§ **Recorded information**
- - - -

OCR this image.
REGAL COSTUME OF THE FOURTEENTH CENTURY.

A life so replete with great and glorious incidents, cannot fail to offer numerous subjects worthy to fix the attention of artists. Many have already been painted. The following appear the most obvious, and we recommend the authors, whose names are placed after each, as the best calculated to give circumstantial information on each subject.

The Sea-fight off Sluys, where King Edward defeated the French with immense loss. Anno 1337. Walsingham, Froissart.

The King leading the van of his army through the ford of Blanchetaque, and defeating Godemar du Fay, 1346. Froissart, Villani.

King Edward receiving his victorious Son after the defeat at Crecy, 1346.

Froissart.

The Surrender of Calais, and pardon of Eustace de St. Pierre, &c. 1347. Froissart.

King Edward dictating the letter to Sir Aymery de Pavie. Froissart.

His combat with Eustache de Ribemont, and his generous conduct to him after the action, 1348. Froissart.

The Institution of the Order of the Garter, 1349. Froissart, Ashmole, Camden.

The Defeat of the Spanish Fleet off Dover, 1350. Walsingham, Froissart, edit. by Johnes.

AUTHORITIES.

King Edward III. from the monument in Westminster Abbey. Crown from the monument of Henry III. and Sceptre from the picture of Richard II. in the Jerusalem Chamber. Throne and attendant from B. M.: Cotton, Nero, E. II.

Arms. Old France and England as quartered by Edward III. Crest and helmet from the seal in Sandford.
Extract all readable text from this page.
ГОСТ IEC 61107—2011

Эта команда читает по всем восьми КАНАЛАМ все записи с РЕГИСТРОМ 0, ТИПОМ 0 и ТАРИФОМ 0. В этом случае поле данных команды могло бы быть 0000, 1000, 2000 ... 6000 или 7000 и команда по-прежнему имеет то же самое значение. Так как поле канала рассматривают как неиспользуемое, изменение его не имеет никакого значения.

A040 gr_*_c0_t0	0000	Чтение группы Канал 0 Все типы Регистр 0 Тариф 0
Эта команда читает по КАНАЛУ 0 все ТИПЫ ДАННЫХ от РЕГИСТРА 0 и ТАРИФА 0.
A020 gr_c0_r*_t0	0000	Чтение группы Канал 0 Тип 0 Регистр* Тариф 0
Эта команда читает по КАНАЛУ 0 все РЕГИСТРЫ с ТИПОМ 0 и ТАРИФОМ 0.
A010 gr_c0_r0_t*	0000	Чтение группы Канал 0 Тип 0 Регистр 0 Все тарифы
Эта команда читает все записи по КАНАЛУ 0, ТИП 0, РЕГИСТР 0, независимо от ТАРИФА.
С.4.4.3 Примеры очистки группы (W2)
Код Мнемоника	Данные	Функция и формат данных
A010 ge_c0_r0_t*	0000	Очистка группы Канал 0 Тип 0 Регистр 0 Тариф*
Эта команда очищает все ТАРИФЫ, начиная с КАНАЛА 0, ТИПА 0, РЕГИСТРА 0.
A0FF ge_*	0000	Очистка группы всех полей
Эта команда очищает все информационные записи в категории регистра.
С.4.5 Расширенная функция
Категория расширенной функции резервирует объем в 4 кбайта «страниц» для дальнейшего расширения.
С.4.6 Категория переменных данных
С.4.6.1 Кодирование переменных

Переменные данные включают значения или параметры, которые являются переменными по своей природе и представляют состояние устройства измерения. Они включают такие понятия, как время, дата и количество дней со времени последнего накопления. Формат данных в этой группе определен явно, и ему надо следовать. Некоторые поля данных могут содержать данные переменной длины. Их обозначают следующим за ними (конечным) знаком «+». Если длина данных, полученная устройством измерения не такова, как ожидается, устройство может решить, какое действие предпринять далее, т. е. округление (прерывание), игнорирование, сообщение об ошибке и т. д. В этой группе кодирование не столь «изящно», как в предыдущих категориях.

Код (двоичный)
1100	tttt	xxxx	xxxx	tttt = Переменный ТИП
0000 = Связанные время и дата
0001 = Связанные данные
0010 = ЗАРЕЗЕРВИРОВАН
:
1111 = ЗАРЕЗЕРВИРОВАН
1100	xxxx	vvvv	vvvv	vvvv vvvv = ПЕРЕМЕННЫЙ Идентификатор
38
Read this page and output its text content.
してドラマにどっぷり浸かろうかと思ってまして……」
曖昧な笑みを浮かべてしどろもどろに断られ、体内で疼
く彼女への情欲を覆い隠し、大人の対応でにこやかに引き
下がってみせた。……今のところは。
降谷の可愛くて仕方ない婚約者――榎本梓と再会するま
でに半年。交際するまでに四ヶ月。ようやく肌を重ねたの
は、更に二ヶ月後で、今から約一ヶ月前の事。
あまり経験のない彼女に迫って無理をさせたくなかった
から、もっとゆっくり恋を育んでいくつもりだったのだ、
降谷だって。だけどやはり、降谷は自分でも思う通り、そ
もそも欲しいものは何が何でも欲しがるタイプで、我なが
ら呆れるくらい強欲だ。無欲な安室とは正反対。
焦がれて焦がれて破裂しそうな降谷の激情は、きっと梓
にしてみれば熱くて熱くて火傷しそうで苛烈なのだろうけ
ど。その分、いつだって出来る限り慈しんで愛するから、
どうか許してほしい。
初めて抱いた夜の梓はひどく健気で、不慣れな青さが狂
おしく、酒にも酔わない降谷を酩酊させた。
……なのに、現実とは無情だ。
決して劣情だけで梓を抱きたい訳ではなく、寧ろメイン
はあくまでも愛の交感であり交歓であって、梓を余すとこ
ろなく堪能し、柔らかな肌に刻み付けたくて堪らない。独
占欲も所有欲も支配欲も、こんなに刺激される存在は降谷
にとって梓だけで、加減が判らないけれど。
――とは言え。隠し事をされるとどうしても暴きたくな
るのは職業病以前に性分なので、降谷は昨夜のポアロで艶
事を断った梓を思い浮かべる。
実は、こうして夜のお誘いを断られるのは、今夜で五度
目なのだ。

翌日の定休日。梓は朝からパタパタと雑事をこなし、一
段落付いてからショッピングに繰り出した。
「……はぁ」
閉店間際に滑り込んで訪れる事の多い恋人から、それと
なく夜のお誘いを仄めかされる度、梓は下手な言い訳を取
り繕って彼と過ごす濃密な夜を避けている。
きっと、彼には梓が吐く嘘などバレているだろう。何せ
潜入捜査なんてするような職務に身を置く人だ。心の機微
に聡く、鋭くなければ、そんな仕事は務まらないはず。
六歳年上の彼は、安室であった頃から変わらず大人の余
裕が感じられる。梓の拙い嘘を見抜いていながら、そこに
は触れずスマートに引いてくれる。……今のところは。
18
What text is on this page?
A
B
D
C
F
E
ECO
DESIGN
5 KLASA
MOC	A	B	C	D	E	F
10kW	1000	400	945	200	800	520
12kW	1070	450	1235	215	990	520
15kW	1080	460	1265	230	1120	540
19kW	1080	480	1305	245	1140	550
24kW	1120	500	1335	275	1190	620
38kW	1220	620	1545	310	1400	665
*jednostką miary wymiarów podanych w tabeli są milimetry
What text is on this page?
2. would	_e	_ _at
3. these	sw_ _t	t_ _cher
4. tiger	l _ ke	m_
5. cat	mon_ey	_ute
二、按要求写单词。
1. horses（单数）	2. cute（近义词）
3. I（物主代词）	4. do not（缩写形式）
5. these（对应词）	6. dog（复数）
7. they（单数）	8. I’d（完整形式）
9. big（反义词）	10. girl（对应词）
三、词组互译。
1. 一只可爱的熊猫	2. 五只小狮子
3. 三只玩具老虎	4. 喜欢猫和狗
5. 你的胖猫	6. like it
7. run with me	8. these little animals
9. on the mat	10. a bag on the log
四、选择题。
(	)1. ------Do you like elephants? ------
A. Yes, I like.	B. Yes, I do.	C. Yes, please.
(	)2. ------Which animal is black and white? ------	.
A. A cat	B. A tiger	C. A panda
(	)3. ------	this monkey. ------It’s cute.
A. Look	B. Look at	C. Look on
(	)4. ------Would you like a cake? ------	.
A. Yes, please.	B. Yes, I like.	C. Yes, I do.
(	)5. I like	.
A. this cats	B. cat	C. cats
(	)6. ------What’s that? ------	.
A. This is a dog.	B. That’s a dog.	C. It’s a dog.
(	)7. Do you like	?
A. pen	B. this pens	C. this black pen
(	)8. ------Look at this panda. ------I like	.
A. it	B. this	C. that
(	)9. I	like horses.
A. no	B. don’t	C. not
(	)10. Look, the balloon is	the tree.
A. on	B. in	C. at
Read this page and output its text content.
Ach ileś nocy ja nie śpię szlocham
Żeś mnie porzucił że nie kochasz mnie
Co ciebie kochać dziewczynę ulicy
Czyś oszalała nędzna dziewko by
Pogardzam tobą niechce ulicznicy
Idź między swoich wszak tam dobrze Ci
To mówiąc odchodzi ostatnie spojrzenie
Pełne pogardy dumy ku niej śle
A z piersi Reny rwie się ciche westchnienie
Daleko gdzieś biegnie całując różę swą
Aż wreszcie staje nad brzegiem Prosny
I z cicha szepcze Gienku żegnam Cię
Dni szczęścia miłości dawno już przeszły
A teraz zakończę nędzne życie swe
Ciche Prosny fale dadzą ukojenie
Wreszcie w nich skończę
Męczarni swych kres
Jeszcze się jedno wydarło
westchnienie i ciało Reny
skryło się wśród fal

- - - -

§ **To be done**
Working from the listing above, pick out every line that has "今のところは" and copy it.

§ **Exercise solution**
下がってみせた。……今のところは。
は触れずスマートに引いてくれる。……今のところは。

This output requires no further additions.